__DOCUMENT PASSAGE__.
-- BEGIN --

# Books with lots of dialogue?



## Edward Lake (Mar 11, 2012)

Does anyone have suggestions for eBooks with lots of dialogue? Mostly looking for fiction books of any genre.  Or, a well known author that uses lots of dialogue. 

Thanks!


----------



## Alpha72 (May 9, 2012)

I just read 50 Shades of Gray. That one has tons and tons of dialgoue.


----------



## Alpha72 (May 9, 2012)

elake28 said:


> Just looked it up, thanks Alpha72.


No problem. 50 Shades is a weird combination of fetish-erotica and mainstream romance. I picked up my physical copy from Wal-Mart, which was enough to kind of freak me out right there.


----------



## charlesatan (May 8, 2012)

I faintly remember Flowers for Algernon having lots of dialogue.


----------



## LilianaHart (Jun 20, 2011)

The J.D. Robb In Death books are mostly dialogue. I remember reading an article once with her talking about how hard those books were to write because they were 80% dialogue. I love them. 

Also, if you like romance, Jennifer Crusie is one of the best dialogue writers of anyone in any genre. It's like taking a masterclass every time you read one of her books.


----------



## Verbena (Sep 1, 2011)

I don't like suggestions for eBooks with lots of dialogue.I love 2-5 dialogues.


----------



## Krista D. Ball (Mar 8, 2011)

-- END --

__WRITTEN TASKS__.
1. In the forum thread on books with lots of dialogue, why were the J.D. Robb In Death books hard to write, according to the article one poster recalls?
2. Decide whether each statement agrees with the forum thread on books with lots of dialogue. For each, answer yes or no and quote the deciding words from the thread.
(a) Edward Lake wants only romance novels.
(b) Alpha72 bought a physical copy of 50 Shades of Gray at Wal-Mart.
(c) charlesatan is certain that Flowers for Algernon has a lot of dialogue.
3. Carry on the forum thread on books with lots of dialogue from its last line.

[Image-based layout items]
-- BEGIN --

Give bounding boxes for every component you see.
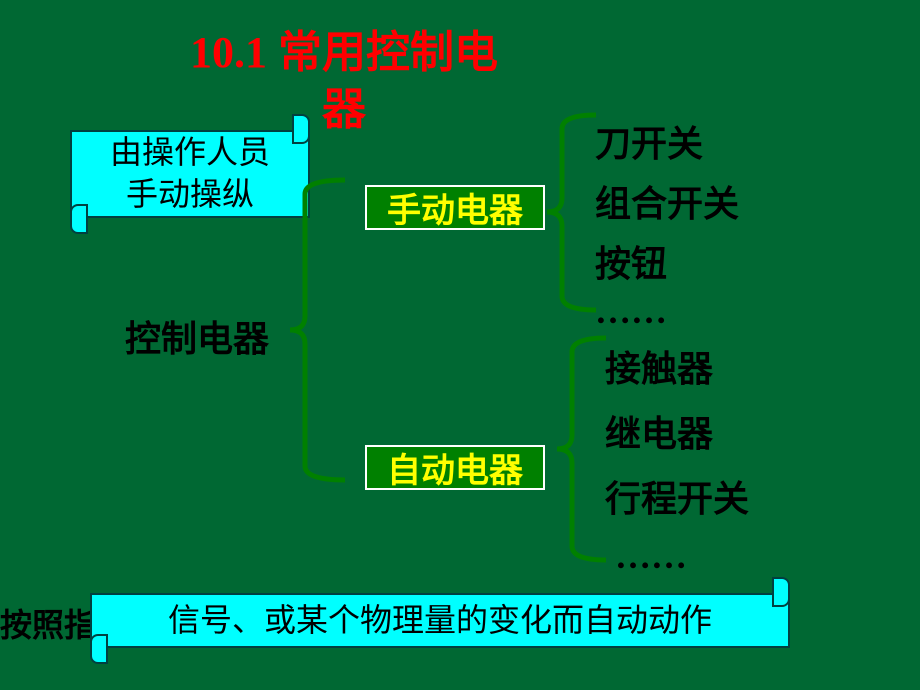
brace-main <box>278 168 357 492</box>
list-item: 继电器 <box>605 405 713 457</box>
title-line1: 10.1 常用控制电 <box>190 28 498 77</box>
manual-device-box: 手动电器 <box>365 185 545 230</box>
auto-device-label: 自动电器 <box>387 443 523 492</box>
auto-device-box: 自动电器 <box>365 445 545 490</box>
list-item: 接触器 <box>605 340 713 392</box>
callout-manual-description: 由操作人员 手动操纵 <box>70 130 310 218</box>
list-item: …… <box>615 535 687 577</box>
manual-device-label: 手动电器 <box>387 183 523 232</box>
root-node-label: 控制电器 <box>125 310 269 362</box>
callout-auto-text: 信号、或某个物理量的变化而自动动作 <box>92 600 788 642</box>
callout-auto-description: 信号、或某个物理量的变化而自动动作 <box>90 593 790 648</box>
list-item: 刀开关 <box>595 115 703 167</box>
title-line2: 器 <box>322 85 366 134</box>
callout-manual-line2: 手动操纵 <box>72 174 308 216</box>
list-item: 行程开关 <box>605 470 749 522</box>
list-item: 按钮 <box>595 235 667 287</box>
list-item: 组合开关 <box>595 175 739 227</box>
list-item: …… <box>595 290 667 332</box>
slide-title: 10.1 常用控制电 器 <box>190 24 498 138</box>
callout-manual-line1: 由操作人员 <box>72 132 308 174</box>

-- END --

__THE REPLIES__.
1. The poster recalls that those books were hard to write because they were 80% dialogue.

2.
(a) No: "Mostly looking for fiction books of any genre."
(b) Yes: "I picked up my physical copy from Wal-Mart"
(c) No: "I faintly remember Flowers for Algernon having lots of dialogue."

3.
Verbena said:


> I don't like suggestions for eBooks with lots of dialogue.I love 2-5 dialogues.


*blink* You lost me. 2-5?


----------



## smallblondehippy (Jan 20, 2012)

Try anything by Catherine Cookson. Although I'm not a fan of her genre, the way she uses dialogue to tell a story is amazing. She's also excellent at putting in dialect without it becoming confusing.


----------



## Tony Rabig (Oct 11, 2010)

You might check out Elmore Leonard, Robert B. Parker and EdMcBain.

And as I recall it Charles Webb's _The Graduate_ was really heavy on dialogue.


----------



## Routhwick (Apr 1, 2012)

When I was younger, I actually recall glancing through an Ama Ata Aidoo (ever heard of her?)* story consisting _entirely_ of conversation! Though the title has long escaped me, it was collected in the early 1970s publication _No Sweetness Here_.

* She's from the African nation of Ghana.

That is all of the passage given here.